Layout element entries
▬▬▬▬▬▬
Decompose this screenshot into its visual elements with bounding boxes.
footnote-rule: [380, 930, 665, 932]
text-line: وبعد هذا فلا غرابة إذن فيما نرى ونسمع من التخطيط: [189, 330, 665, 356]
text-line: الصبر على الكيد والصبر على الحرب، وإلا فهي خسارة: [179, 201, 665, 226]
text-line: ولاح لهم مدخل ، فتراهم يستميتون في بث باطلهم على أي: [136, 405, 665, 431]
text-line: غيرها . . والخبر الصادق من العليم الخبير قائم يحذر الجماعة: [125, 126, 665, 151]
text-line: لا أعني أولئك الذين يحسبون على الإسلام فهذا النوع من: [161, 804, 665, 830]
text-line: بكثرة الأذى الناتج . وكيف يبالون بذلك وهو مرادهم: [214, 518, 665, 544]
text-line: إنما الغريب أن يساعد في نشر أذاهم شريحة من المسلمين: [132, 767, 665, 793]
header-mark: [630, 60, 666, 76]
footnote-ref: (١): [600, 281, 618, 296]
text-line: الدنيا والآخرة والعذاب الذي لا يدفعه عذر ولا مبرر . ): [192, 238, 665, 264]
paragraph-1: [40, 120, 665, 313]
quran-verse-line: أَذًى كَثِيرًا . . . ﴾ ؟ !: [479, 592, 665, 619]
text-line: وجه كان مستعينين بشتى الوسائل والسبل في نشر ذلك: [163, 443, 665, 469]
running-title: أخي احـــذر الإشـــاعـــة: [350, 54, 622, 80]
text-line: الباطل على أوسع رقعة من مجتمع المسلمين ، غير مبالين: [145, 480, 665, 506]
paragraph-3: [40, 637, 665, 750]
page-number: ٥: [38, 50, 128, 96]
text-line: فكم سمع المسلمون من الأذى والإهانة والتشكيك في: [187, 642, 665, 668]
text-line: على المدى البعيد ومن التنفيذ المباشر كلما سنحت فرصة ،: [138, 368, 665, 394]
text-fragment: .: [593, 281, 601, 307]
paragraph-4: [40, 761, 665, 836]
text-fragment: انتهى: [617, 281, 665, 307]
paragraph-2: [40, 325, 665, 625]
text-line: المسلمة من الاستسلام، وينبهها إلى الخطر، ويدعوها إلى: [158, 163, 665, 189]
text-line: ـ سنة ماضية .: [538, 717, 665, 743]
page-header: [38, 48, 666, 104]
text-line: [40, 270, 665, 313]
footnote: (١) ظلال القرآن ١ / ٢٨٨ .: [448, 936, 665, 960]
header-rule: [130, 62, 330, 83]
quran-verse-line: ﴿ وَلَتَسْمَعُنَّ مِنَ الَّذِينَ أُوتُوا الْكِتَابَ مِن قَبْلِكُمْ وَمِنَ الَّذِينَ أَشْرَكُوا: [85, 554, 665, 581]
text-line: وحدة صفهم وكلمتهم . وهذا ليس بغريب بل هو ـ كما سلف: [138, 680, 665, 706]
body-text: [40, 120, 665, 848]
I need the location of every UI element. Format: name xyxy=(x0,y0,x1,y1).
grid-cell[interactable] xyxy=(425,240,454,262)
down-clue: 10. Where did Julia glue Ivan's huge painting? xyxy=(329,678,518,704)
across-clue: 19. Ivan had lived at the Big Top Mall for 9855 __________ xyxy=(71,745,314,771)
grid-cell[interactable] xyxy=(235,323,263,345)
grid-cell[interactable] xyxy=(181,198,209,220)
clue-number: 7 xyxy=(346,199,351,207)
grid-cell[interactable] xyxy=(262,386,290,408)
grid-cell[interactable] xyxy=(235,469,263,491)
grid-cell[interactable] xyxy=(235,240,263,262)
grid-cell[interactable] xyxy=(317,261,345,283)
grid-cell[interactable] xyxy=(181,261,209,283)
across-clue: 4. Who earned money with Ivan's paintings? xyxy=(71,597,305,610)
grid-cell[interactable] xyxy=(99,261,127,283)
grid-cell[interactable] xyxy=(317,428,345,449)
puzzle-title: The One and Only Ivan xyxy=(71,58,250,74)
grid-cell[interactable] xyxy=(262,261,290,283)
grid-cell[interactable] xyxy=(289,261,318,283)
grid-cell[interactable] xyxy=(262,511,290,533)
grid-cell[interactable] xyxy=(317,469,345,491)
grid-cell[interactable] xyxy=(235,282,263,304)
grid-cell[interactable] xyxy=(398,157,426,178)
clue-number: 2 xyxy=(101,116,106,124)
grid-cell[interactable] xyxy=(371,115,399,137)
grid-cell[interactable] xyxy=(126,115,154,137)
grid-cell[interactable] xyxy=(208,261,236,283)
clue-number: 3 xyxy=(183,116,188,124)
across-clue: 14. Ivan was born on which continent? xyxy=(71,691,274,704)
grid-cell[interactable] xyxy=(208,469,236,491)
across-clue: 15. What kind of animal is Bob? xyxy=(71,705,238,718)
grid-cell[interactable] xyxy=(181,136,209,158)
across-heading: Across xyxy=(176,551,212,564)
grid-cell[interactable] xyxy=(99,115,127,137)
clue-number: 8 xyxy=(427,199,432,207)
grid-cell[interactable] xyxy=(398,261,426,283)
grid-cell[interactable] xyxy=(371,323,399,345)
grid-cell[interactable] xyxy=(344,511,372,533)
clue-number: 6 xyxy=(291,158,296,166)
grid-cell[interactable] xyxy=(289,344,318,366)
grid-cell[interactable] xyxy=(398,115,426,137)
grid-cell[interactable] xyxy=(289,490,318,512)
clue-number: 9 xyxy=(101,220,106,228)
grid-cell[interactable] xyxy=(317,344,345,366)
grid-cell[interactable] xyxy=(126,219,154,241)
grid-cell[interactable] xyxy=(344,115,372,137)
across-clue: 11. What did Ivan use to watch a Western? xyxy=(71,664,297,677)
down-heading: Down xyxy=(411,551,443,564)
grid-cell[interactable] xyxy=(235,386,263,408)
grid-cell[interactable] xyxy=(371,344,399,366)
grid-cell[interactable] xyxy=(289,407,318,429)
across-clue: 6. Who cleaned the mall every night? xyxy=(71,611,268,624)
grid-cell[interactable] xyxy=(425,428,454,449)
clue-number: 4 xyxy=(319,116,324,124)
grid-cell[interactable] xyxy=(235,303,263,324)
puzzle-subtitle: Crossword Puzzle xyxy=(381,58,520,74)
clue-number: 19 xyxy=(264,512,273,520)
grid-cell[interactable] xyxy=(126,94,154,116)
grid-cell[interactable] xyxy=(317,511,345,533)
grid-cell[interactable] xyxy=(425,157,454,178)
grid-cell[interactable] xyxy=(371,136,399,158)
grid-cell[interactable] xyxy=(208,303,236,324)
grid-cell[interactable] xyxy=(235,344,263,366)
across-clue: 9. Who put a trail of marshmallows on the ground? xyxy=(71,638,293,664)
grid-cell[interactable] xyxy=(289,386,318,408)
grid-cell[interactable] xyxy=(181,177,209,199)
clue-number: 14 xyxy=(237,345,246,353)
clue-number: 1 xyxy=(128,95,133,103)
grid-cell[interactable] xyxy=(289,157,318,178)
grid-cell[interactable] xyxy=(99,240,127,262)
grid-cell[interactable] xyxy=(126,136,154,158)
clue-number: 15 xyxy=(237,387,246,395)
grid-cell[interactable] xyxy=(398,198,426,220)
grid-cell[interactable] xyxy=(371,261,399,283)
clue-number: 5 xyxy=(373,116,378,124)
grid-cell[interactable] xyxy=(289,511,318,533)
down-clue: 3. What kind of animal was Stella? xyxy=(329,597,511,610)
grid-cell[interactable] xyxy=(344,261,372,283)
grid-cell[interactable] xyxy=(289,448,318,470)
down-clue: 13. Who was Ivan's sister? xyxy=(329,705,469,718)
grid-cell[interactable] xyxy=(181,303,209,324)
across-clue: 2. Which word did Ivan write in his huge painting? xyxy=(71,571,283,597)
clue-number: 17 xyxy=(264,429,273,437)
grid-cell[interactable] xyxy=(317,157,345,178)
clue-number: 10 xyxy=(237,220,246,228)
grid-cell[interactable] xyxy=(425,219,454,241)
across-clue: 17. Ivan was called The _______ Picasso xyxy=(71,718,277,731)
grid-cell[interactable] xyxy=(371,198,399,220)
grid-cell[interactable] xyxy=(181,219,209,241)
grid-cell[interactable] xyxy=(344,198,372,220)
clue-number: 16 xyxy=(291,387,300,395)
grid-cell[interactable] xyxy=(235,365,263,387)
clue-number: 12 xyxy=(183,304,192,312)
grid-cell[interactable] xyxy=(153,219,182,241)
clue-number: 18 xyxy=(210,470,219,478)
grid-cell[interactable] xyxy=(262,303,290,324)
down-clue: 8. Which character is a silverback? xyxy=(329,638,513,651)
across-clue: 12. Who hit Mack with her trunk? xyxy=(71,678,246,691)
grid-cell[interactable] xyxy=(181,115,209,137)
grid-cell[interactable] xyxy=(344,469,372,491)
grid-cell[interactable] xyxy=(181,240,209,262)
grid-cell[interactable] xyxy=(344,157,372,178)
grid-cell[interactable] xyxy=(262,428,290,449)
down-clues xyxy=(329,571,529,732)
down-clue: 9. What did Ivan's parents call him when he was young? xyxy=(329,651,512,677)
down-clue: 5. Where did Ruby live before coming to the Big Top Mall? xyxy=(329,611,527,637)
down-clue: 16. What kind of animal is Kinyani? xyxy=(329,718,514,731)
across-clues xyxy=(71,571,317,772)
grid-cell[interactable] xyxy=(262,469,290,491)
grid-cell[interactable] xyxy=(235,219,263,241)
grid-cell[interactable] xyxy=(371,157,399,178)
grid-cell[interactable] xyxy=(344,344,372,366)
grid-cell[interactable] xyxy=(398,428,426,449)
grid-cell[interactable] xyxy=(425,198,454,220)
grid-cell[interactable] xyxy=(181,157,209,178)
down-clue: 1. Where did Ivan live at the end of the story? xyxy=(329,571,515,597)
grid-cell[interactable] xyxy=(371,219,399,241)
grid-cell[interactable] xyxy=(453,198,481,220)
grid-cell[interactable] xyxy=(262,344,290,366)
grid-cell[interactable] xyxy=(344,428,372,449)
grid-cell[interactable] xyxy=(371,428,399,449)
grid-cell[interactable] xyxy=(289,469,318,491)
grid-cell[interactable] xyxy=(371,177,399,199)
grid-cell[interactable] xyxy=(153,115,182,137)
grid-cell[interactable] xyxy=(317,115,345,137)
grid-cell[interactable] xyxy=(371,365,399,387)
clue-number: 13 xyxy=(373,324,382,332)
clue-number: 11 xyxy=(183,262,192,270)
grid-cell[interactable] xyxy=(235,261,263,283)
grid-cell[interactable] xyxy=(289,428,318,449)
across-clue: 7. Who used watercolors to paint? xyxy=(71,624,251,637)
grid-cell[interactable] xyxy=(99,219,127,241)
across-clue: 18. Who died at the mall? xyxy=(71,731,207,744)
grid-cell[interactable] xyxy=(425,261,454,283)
▬▬▬▬▬▬
> To do
Change "text-line" to "text-row" and write out the lines from the first one up to and including the line with "grid-cell[interactable] xyxy=(425,240,454,262)", leaving everything else unchanged.

> Result for this exercise
Decompose this screenshot into its visual elements with bounding boxes.
footnote-rule: [380, 930, 665, 932]
text-row: وبعد هذا فلا غرابة إذن فيما نرى ونسمع من التخطيط: [189, 330, 665, 356]
text-row: الصبر على الكيد والصبر على الحرب، وإلا فهي خسارة: [179, 201, 665, 226]
text-row: ولاح لهم مدخل ، فتراهم يستميتون في بث باطلهم على أي: [136, 405, 665, 431]
text-row: غيرها . . والخبر الصادق من العليم الخبير قائم يحذر الجماعة: [125, 126, 665, 151]
text-row: لا أعني أولئك الذين يحسبون على الإسلام فهذا النوع من: [161, 804, 665, 830]
text-row: بكثرة الأذى الناتج . وكيف يبالون بذلك وهو مرادهم: [214, 518, 665, 544]
text-row: إنما الغريب أن يساعد في نشر أذاهم شريحة من المسلمين: [132, 767, 665, 793]
header-mark: [630, 60, 666, 76]
footnote-ref: (١): [600, 281, 618, 296]
text-row: الدنيا والآخرة والعذاب الذي لا يدفعه عذر ولا مبرر . ): [192, 238, 665, 264]
paragraph-1: [40, 120, 665, 313]
quran-verse-line: أَذًى كَثِيرًا . . . ﴾ ؟ !: [479, 592, 665, 619]
text-row: وجه كان مستعينين بشتى الوسائل والسبل في نشر ذلك: [163, 443, 665, 469]
running-title: أخي احـــذر الإشـــاعـــة: [350, 54, 622, 80]
text-row: الباطل على أوسع رقعة من مجتمع المسلمين ، غير مبالين: [145, 480, 665, 506]
paragraph-3: [40, 637, 665, 750]
page-number: ٥: [38, 50, 128, 96]
text-row: فكم سمع المسلمون من الأذى والإهانة والتشكيك في: [187, 642, 665, 668]
text-row: على المدى البعيد ومن التنفيذ المباشر كلما سنحت فرصة ،: [138, 368, 665, 394]
text-fragment: .: [593, 281, 601, 307]
paragraph-4: [40, 761, 665, 836]
text-fragment: انتهى: [617, 281, 665, 307]
paragraph-2: [40, 325, 665, 625]
text-row: المسلمة من الاستسلام، وينبهها إلى الخطر، ويدعوها إلى: [158, 163, 665, 189]
text-row: ـ سنة ماضية .: [538, 717, 665, 743]
page-header: [38, 48, 666, 104]
text-row: [40, 270, 665, 313]
footnote: (١) ظلال القرآن ١ / ٢٨٨ .: [448, 936, 665, 960]
header-rule: [130, 62, 330, 83]
quran-verse-line: ﴿ وَلَتَسْمَعُنَّ مِنَ الَّذِينَ أُوتُوا الْكِتَابَ مِن قَبْلِكُمْ وَمِنَ الَّذِينَ أَشْرَكُوا: [85, 554, 665, 581]
text-row: وحدة صفهم وكلمتهم . وهذا ليس بغريب بل هو ـ كما سلف: [138, 680, 665, 706]
body-text: [40, 120, 665, 848]
I need the location of every UI element. Format: name xyxy=(x0,y0,x1,y1).
grid-cell[interactable] xyxy=(425,240,454,262)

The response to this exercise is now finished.